━━━━━ Rows

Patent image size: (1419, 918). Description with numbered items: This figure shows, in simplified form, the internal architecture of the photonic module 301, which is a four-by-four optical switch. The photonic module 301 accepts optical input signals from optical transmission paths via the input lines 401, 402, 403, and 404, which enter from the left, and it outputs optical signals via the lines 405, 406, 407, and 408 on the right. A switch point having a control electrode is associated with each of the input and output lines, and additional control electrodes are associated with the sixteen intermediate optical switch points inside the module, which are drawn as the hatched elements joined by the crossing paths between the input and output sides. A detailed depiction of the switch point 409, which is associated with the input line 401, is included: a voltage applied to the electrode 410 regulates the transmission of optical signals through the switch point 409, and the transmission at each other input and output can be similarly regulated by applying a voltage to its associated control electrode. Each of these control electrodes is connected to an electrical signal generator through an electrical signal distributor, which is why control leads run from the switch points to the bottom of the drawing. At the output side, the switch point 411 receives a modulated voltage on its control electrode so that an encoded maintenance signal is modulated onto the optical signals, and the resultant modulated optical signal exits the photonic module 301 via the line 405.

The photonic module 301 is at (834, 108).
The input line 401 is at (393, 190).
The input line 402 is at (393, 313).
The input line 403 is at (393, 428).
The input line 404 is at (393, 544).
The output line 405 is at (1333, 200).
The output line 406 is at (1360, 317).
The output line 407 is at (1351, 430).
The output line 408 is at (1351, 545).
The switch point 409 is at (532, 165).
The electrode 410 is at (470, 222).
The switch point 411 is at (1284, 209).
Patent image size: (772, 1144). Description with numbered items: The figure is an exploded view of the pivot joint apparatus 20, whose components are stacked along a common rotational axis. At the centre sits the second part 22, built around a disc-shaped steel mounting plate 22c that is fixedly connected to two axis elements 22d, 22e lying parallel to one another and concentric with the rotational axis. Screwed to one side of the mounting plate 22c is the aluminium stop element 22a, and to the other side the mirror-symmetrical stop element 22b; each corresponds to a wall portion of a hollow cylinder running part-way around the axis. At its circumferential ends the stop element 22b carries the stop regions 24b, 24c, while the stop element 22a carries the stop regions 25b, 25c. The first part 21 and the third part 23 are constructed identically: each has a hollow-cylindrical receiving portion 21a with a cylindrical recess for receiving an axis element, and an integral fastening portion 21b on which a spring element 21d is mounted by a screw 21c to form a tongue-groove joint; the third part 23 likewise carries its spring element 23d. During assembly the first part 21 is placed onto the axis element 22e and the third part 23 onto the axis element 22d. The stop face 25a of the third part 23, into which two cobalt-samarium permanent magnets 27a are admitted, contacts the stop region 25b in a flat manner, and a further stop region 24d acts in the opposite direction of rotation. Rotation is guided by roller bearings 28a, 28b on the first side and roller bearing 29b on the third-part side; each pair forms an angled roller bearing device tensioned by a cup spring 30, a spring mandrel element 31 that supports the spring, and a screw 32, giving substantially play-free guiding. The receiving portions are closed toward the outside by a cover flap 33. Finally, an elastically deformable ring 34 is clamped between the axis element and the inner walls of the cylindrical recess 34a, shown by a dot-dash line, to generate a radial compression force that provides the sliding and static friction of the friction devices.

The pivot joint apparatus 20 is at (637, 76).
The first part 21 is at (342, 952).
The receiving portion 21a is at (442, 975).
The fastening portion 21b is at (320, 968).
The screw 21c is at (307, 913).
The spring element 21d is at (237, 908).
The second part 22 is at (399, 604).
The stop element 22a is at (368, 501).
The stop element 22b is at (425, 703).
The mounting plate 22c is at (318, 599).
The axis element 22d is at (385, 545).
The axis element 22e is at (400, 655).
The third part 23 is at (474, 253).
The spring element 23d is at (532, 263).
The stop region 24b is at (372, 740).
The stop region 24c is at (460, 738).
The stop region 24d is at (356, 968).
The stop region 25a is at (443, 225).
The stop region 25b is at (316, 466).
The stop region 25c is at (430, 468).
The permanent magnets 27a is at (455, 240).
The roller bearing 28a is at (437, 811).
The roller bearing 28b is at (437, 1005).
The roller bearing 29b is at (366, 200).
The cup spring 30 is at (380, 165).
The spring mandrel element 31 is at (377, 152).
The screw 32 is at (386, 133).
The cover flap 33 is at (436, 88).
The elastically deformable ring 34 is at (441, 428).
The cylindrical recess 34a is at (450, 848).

━━━━━━━━━━

- **Short exercise**
Reproduce all of the data above word for word, keeping every line unchanged.

- **Solution**
Patent image size: (1419, 918). Description with numbered items: This figure shows, in simplified form, the internal architecture of the photonic module 301, which is a four-by-four optical switch. The photonic module 301 accepts optical input signals from optical transmission paths via the input lines 401, 402, 403, and 404, which enter from the left, and it outputs optical signals via the lines 405, 406, 407, and 408 on the right. A switch point having a control electrode is associated with each of the input and output lines, and additional control electrodes are associated with the sixteen intermediate optical switch points inside the module, which are drawn as the hatched elements joined by the crossing paths between the input and output sides. A detailed depiction of the switch point 409, which is associated with the input line 401, is included: a voltage applied to the electrode 410 regulates the transmission of optical signals through the switch point 409, and the transmission at each other input and output can be similarly regulated by applying a voltage to its associated control electrode. Each of these control electrodes is connected to an electrical signal generator through an electrical signal distributor, which is why control leads run from the switch points to the bottom of the drawing. At the output side, the switch point 411 receives a modulated voltage on its control electrode so that an encoded maintenance signal is modulated onto the optical signals, and the resultant modulated optical signal exits the photonic module 301 via the line 405.

The photonic module 301 is at (834, 108).
The input line 401 is at (393, 190).
The input line 402 is at (393, 313).
The input line 403 is at (393, 428).
The input line 404 is at (393, 544).
The output line 405 is at (1333, 200).
The output line 406 is at (1360, 317).
The output line 407 is at (1351, 430).
The output line 408 is at (1351, 545).
The switch point 409 is at (532, 165).
The electrode 410 is at (470, 222).
The switch point 411 is at (1284, 209).
Patent image size: (772, 1144). Description with numbered items: The figure is an exploded view of the pivot joint apparatus 20, whose components are stacked along a common rotational axis. At the centre sits the second part 22, built around a disc-shaped steel mounting plate 22c that is fixedly connected to two axis elements 22d, 22e lying parallel to one another and concentric with the rotational axis. Screwed to one side of the mounting plate 22c is the aluminium stop element 22a, and to the other side the mirror-symmetrical stop element 22b; each corresponds to a wall portion of a hollow cylinder running part-way around the axis. At its circumferential ends the stop element 22b carries the stop regions 24b, 24c, while the stop element 22a carries the stop regions 25b, 25c. The first part 21 and the third part 23 are constructed identically: each has a hollow-cylindrical receiving portion 21a with a cylindrical recess for receiving an axis element, and an integral fastening portion 21b on which a spring element 21d is mounted by a screw 21c to form a tongue-groove joint; the third part 23 likewise carries its spring element 23d. During assembly the first part 21 is placed onto the axis element 22e and the third part 23 onto the axis element 22d. The stop face 25a of the third part 23, into which two cobalt-samarium permanent magnets 27a are admitted, contacts the stop region 25b in a flat manner, and a further stop region 24d acts in the opposite direction of rotation. Rotation is guided by roller bearings 28a, 28b on the first side and roller bearing 29b on the third-part side; each pair forms an angled roller bearing device tensioned by a cup spring 30, a spring mandrel element 31 that supports the spring, and a screw 32, giving substantially play-free guiding. The receiving portions are closed toward the outside by a cover flap 33. Finally, an elastically deformable ring 34 is clamped between the axis element and the inner walls of the cylindrical recess 34a, shown by a dot-dash line, to generate a radial compression force that provides the sliding and static friction of the friction devices.

The pivot joint apparatus 20 is at (637, 76).
The first part 21 is at (342, 952).
The receiving portion 21a is at (442, 975).
The fastening portion 21b is at (320, 968).
The screw 21c is at (307, 913).
The spring element 21d is at (237, 908).
The second part 22 is at (399, 604).
The stop element 22a is at (368, 501).
The stop element 22b is at (425, 703).
The mounting plate 22c is at (318, 599).
The axis element 22d is at (385, 545).
The axis element 22e is at (400, 655).
The third part 23 is at (474, 253).
The spring element 23d is at (532, 263).
The stop region 24b is at (372, 740).
The stop region 24c is at (460, 738).
The stop region 24d is at (356, 968).
The stop region 25a is at (443, 225).
The stop region 25b is at (316, 466).
The stop region 25c is at (430, 468).
The permanent magnets 27a is at (455, 240).
The roller bearing 28a is at (437, 811).
The roller bearing 28b is at (437, 1005).
The roller bearing 29b is at (366, 200).
The cup spring 30 is at (380, 165).
The spring mandrel element 31 is at (377, 152).
The screw 32 is at (386, 133).
The cover flap 33 is at (436, 88).
The elastically deformable ring 34 is at (441, 428).
The cylindrical recess 34a is at (450, 848).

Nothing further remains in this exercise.